TASK OBJECTIVE: Copy out the complete listing, word for word.

Source data

○ ○ ○ ○ ○ ○ ○

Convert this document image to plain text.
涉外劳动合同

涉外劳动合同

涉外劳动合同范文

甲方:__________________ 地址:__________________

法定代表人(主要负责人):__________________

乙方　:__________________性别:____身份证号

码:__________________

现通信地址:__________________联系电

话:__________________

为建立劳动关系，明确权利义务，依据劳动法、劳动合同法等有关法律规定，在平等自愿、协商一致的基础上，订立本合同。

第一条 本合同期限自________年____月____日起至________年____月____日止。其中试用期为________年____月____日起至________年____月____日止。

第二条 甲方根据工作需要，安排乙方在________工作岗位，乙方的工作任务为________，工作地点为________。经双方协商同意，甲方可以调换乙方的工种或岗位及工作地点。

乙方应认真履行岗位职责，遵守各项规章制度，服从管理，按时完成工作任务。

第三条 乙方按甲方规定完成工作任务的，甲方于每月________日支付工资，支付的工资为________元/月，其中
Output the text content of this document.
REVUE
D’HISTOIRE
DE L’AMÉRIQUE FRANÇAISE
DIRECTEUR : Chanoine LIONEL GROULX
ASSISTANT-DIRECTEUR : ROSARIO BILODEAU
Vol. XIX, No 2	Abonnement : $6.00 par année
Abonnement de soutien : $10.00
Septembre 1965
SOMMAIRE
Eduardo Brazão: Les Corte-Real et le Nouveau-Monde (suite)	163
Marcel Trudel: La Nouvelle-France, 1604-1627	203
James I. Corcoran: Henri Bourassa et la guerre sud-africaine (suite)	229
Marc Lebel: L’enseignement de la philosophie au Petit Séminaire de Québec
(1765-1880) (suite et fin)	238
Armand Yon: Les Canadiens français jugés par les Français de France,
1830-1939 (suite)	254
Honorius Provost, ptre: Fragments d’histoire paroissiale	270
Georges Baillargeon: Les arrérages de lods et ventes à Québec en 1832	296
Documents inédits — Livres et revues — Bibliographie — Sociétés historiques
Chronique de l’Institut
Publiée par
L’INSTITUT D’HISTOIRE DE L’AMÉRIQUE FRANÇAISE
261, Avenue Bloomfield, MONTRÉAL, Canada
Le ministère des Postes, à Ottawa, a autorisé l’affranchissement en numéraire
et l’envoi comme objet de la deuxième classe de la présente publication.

○ ○ ○ ○ ○ ○ ○

ANSWER IN FULL:
Convert this document image to plain text.
涉外劳动合同

涉外劳动合同

涉外劳动合同范文

甲方:__________________ 地址:__________________

法定代表人(主要负责人):__________________

乙方　:__________________性别:____身份证号

码:__________________

现通信地址:__________________联系电

话:__________________

为建立劳动关系，明确权利义务，依据劳动法、劳动合同法等有关法律规定，在平等自愿、协商一致的基础上，订立本合同。

第一条 本合同期限自________年____月____日起至________年____月____日止。其中试用期为________年____月____日起至________年____月____日止。

第二条 甲方根据工作需要，安排乙方在________工作岗位，乙方的工作任务为________，工作地点为________。经双方协商同意，甲方可以调换乙方的工种或岗位及工作地点。

乙方应认真履行岗位职责，遵守各项规章制度，服从管理，按时完成工作任务。

第三条 乙方按甲方规定完成工作任务的，甲方于每月________日支付工资，支付的工资为________元/月，其中
Output the text content of this document.
REVUE
D’HISTOIRE
DE L’AMÉRIQUE FRANÇAISE
DIRECTEUR : Chanoine LIONEL GROULX
ASSISTANT-DIRECTEUR : ROSARIO BILODEAU
Vol. XIX, No 2	Abonnement : $6.00 par année
Abonnement de soutien : $10.00
Septembre 1965
SOMMAIRE
Eduardo Brazão: Les Corte-Real et le Nouveau-Monde (suite)	163
Marcel Trudel: La Nouvelle-France, 1604-1627	203
James I. Corcoran: Henri Bourassa et la guerre sud-africaine (suite)	229
Marc Lebel: L’enseignement de la philosophie au Petit Séminaire de Québec
(1765-1880) (suite et fin)	238
Armand Yon: Les Canadiens français jugés par les Français de France,
1830-1939 (suite)	254
Honorius Provost, ptre: Fragments d’histoire paroissiale	270
Georges Baillargeon: Les arrérages de lods et ventes à Québec en 1832	296
Documents inédits — Livres et revues — Bibliographie — Sociétés historiques
Chronique de l’Institut
Publiée par
L’INSTITUT D’HISTOIRE DE L’AMÉRIQUE FRANÇAISE
261, Avenue Bloomfield, MONTRÉAL, Canada
Le ministère des Postes, à Ottawa, a autorisé l’affranchissement en numéraire
et l’envoi comme objet de la deuxième classe de la présente publication.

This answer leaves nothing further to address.